Required actions:
[a] Decide whether each statement agrees with the passage on Sonia Sotomayor's 2001 speech: (i) Sotomayor gave the speech during a conference at Berkeley; (ii) Newt Gingrich later intensified his rhetoric about the quote; (iii) Patrick Leahy is chairman of the Judiciary Committee. Answer yes or no for each, quoting the deciding words of the passage.
[b] According to the passage on Sonia Sotomayor's 2001 speech, which school granted her law degree?
[c] Pick up the passage on Sonia Sotomayor's 2001 speech after its final sentence and continue it.

Document passage:
----

Sonia Sotomayor's critics and backers have spent the last two weeks parsing one line of a speech she gave in 2001 during a conference at Berkeley on Latino representation on the judiciary."I would hope," she said,"that a wise Latina woman with the richness of her experiences would more often than not reach a better conclusion than a white male who hasn't lived that life."

The quote prompted cannon fire from Rush Limbaugh and Newt Gingrich, who equated the sentiment with a kind of racism (although Gingrich later dialed back his rhetoric). Equally telling has been the reaction to the reaction — the White House and Sotomayor's Democratic supporters have backtracked on the seemingly simple idea that what she would bring to the Supreme Court is not just her Yale law degree, but also her Bronx-Puerto Rican life narrative.

"What she said was, of course, one's life experience shapes who you are, but ultimately and completely — and she used those words 'ultimately and completely' — as a judge you follow the law," Sen. Patrick Leahy, chairman of the Judiciary Committee, recounted to the media after he met with Sotomayor last week."There's only one law. And she said 'ultimately and completely,' a judge has to follow the law no matter what their upbringing has been."

Leahy's comments, as much as Limbaugh's, put life experience and faithfulness to the law on opposite ends of a spectrum of judicial influence, suggesting a judge can draw from one or the other, but not both. In fact the opposite view — that justices inherently sift cases through their varying worldviews — prevailed throughout the last century (and even in a Supreme Court decision this week), prompting a couple of questions ahead of Sotomayor's confirmation hearings this summer:

Why is this idea suddenly so thorny? And don't we want a Supreme Court staffed with jurists who have a common deference to the Constitution but a varying set of backgrounds from which to approach it?

----

Items listed in a dataset:
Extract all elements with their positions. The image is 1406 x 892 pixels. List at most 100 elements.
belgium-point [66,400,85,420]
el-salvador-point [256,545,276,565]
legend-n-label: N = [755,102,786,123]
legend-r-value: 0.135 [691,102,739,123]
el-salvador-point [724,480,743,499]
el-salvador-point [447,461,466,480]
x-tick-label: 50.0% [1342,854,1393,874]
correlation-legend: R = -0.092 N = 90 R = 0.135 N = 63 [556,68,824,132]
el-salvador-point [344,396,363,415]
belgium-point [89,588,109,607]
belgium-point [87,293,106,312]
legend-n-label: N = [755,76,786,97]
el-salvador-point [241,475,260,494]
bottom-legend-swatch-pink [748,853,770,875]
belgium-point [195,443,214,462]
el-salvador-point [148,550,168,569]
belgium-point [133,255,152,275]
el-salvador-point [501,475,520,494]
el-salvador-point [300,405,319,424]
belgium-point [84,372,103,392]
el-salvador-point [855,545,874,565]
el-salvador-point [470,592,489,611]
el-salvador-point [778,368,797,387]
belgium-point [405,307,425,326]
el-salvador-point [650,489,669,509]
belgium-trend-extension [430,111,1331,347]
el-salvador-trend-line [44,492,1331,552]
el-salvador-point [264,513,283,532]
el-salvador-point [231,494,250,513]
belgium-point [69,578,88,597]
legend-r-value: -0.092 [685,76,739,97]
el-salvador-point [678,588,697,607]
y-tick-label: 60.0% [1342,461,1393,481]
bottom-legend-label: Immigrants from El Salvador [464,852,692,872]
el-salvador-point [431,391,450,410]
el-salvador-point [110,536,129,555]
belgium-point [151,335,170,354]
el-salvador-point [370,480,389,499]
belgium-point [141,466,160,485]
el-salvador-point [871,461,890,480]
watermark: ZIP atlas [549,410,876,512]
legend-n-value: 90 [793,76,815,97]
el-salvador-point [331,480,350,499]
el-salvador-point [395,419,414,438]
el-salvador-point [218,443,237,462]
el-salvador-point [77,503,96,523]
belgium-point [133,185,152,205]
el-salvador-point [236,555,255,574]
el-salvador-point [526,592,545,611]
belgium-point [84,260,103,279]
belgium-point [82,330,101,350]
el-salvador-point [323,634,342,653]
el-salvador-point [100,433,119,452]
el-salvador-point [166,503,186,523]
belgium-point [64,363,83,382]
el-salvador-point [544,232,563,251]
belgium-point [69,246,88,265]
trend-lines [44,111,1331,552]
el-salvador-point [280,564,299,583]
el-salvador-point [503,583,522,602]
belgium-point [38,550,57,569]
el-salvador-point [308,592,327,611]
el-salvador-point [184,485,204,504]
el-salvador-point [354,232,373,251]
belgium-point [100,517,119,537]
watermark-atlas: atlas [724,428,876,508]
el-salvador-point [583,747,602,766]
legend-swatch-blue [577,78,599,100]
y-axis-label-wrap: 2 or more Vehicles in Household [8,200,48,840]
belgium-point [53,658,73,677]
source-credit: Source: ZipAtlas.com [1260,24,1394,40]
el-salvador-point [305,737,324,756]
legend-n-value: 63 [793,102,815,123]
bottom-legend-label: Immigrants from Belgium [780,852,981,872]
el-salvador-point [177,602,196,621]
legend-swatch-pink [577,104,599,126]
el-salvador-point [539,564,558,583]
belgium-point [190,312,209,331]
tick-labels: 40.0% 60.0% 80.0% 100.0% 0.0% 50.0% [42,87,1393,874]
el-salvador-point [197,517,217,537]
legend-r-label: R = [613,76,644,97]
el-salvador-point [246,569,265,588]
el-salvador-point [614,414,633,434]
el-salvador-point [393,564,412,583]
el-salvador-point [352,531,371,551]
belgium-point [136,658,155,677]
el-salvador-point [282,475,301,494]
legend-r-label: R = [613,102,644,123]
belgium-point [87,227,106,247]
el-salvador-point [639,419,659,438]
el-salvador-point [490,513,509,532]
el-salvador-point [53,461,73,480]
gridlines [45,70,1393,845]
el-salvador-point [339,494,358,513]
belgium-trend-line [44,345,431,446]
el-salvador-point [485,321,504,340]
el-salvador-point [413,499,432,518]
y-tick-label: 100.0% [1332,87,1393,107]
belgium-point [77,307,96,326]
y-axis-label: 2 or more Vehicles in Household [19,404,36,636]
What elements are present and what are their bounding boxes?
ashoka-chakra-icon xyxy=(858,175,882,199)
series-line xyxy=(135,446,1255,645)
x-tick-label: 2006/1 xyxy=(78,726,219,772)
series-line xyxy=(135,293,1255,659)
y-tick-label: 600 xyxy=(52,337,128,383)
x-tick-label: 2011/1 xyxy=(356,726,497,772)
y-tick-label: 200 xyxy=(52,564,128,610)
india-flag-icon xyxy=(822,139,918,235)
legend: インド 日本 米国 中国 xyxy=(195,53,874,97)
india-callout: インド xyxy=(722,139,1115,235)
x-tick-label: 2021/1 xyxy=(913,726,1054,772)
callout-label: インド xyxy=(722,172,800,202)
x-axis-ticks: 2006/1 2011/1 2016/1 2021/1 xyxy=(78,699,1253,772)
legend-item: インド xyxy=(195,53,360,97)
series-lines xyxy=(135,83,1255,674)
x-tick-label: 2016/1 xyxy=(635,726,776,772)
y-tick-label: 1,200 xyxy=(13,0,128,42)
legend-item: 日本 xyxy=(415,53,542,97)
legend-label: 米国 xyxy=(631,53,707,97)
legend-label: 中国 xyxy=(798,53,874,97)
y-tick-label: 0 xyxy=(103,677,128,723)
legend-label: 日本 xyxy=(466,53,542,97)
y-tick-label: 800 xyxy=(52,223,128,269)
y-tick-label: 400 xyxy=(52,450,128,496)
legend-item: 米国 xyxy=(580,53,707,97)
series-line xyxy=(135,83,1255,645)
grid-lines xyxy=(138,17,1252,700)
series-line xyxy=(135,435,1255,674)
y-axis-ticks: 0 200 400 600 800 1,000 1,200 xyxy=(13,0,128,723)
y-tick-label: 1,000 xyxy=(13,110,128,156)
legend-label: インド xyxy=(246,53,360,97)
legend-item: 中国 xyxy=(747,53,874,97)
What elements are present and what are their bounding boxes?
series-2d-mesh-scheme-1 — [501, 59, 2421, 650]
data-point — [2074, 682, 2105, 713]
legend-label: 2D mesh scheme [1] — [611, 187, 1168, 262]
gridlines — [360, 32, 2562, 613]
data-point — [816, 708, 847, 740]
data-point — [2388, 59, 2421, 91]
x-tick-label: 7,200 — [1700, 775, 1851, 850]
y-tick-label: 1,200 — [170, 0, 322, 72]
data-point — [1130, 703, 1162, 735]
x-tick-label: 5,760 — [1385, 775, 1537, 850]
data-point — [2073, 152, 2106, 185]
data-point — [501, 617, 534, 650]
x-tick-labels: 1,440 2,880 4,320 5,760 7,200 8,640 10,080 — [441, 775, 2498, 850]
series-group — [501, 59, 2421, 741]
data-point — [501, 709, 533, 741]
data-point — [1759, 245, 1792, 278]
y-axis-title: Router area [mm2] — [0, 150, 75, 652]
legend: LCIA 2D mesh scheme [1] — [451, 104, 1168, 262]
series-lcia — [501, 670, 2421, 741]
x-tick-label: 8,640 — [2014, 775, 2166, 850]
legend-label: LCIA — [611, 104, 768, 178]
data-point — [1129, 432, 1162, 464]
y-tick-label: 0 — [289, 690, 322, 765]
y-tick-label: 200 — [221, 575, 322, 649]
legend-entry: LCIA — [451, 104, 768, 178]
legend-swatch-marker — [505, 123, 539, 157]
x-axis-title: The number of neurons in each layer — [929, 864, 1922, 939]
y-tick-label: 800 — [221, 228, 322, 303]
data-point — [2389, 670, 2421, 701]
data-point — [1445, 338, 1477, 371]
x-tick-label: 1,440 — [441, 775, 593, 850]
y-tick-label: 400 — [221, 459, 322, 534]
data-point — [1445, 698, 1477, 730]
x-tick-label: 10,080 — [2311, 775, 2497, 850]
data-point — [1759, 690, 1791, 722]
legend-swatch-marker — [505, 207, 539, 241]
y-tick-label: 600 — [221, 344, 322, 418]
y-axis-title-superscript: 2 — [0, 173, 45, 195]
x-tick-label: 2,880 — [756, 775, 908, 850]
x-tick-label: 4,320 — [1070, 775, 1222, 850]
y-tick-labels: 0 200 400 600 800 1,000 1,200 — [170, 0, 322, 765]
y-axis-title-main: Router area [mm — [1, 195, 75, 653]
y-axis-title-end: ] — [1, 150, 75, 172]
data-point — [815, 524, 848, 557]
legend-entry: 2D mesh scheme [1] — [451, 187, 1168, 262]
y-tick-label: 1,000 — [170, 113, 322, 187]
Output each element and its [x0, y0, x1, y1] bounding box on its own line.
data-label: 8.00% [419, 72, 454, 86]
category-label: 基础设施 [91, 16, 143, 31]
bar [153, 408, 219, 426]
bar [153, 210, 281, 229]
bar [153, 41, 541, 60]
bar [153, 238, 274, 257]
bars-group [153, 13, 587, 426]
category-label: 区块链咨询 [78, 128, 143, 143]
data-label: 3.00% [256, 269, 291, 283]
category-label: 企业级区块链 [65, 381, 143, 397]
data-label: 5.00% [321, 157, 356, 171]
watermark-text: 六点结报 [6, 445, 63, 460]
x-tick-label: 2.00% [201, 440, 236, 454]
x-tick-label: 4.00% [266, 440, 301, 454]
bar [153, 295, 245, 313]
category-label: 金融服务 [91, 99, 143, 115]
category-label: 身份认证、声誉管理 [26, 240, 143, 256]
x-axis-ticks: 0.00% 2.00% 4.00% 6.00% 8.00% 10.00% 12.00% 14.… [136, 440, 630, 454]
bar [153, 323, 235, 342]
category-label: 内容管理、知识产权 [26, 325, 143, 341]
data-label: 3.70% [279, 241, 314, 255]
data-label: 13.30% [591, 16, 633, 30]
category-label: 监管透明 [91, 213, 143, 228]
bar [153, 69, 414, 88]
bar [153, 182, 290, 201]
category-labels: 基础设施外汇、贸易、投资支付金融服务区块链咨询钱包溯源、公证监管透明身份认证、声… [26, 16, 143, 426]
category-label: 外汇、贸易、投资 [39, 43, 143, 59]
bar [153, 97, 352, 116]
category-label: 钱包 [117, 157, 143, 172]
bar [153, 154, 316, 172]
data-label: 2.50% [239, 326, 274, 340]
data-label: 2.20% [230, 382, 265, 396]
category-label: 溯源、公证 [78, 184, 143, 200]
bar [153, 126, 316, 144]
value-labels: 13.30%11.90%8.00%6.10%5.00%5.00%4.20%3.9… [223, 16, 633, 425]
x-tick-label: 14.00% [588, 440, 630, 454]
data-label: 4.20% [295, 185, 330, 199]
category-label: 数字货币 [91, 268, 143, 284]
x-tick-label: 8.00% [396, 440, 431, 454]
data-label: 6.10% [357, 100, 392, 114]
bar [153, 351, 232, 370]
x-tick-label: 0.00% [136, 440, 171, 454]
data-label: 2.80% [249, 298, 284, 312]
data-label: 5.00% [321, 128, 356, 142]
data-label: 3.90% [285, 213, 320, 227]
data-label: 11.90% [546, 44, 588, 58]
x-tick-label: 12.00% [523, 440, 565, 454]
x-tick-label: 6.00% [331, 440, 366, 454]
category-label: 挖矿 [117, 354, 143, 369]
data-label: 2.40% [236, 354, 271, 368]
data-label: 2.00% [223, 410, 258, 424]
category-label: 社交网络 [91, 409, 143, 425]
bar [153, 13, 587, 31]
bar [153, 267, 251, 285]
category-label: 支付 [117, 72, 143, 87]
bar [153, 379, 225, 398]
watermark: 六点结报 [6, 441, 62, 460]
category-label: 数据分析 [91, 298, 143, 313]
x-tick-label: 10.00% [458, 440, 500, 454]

----

Outputs:
[a]
(i) Yes: "a speech she gave in 2001 during a conference at Berkeley"
(ii) No: "although Gingrich later dialed back his rhetoric"
(iii) Yes: "Sen. Patrick Leahy, chairman of the Judiciary Committee"

[b] Yale

[c]
From the 1880s until about 2000, said Harvard law professor and Supreme Court historian Mark Tushnet, the idea that a judge's background would influence how he or she approached cases — and that this was desirable — was conventional wisdom. The court for years even followed a kind of enforced diversity, drawing justices from the geographic regions that captured some of the country's biggest disagreements, with plantation owners in the South, industrialists in the Northeast and ranchers to the West.

Other types of biography weighed heavily, too. Michal Belknap, a historian and law professor at California Western School of Law, is writing a biography of Justice Tom Clark, who was appointed to the court in 1949 after practicing oil and gas law.

"As far as I'm aware," Belknap said,"nobody ever asked him whether his background as an oil and gas lawyer would influence his thinking in oil and gas cases. The reason they gave them to him was that he was the only person who could understand those cases."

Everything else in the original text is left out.